• [RECORDS FOR THE EXERCISE]:
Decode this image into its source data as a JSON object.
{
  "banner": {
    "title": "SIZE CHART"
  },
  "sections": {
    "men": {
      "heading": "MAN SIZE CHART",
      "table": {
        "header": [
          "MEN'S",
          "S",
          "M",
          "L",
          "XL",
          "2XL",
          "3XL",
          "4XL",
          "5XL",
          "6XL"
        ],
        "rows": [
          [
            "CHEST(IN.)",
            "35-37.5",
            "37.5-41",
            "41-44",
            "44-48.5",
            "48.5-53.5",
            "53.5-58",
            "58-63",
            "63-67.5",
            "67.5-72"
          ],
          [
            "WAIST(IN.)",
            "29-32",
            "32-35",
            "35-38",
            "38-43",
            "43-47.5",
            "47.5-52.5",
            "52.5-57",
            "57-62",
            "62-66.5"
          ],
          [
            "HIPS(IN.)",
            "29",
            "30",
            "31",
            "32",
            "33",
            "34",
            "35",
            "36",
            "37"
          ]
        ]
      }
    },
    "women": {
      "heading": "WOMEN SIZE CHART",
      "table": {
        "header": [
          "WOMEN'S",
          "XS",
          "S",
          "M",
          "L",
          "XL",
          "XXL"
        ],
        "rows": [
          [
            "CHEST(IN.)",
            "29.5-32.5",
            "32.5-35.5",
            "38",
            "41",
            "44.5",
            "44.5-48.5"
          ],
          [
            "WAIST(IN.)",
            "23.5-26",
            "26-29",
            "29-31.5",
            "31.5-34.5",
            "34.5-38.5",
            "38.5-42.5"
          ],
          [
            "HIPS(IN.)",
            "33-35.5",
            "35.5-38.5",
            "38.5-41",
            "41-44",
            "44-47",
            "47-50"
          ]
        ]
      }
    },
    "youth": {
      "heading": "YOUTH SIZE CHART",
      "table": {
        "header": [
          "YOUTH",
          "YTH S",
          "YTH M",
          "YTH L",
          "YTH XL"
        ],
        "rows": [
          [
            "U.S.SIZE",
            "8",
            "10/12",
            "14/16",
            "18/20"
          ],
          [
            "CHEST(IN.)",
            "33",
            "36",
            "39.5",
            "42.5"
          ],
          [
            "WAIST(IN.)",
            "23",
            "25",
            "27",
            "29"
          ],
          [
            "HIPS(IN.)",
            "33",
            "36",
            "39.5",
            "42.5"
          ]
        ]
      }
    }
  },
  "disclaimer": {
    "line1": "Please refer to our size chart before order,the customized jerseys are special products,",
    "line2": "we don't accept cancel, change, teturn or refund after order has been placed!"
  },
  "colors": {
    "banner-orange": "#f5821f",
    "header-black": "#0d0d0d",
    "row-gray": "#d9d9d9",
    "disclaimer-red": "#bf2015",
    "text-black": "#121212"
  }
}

• [THE PROBLEM]:
Print every entry exactly as it appears.

• [RESPONSE TO THIS TASK]:
Decode this image into its source data as a JSON object.
{
  "banner": {
    "title": "SIZE CHART"
  },
  "sections": {
    "men": {
      "heading": "MAN SIZE CHART",
      "table": {
        "header": [
          "MEN'S",
          "S",
          "M",
          "L",
          "XL",
          "2XL",
          "3XL",
          "4XL",
          "5XL",
          "6XL"
        ],
        "rows": [
          [
            "CHEST(IN.)",
            "35-37.5",
            "37.5-41",
            "41-44",
            "44-48.5",
            "48.5-53.5",
            "53.5-58",
            "58-63",
            "63-67.5",
            "67.5-72"
          ],
          [
            "WAIST(IN.)",
            "29-32",
            "32-35",
            "35-38",
            "38-43",
            "43-47.5",
            "47.5-52.5",
            "52.5-57",
            "57-62",
            "62-66.5"
          ],
          [
            "HIPS(IN.)",
            "29",
            "30",
            "31",
            "32",
            "33",
            "34",
            "35",
            "36",
            "37"
          ]
        ]
      }
    },
    "women": {
      "heading": "WOMEN SIZE CHART",
      "table": {
        "header": [
          "WOMEN'S",
          "XS",
          "S",
          "M",
          "L",
          "XL",
          "XXL"
        ],
        "rows": [
          [
            "CHEST(IN.)",
            "29.5-32.5",
            "32.5-35.5",
            "38",
            "41",
            "44.5",
            "44.5-48.5"
          ],
          [
            "WAIST(IN.)",
            "23.5-26",
            "26-29",
            "29-31.5",
            "31.5-34.5",
            "34.5-38.5",
            "38.5-42.5"
          ],
          [
            "HIPS(IN.)",
            "33-35.5",
            "35.5-38.5",
            "38.5-41",
            "41-44",
            "44-47",
            "47-50"
          ]
        ]
      }
    },
    "youth": {
      "heading": "YOUTH SIZE CHART",
      "table": {
        "header": [
          "YOUTH",
          "YTH S",
          "YTH M",
          "YTH L",
          "YTH XL"
        ],
        "rows": [
          [
            "U.S.SIZE",
            "8",
            "10/12",
            "14/16",
            "18/20"
          ],
          [
            "CHEST(IN.)",
            "33",
            "36",
            "39.5",
            "42.5"
          ],
          [
            "WAIST(IN.)",
            "23",
            "25",
            "27",
            "29"
          ],
          [
            "HIPS(IN.)",
            "33",
            "36",
            "39.5",
            "42.5"
          ]
        ]
      }
    }
  },
  "disclaimer": {
    "line1": "Please refer to our size chart before order,the customized jerseys are special products,",
    "line2": "we don't accept cancel, change, teturn or refund after order has been placed!"
  },
  "colors": {
    "banner-orange": "#f5821f",
    "header-black": "#0d0d0d",
    "row-gray": "#d9d9d9",
    "disclaimer-red": "#bf2015",
    "text-black": "#121212"
  }
}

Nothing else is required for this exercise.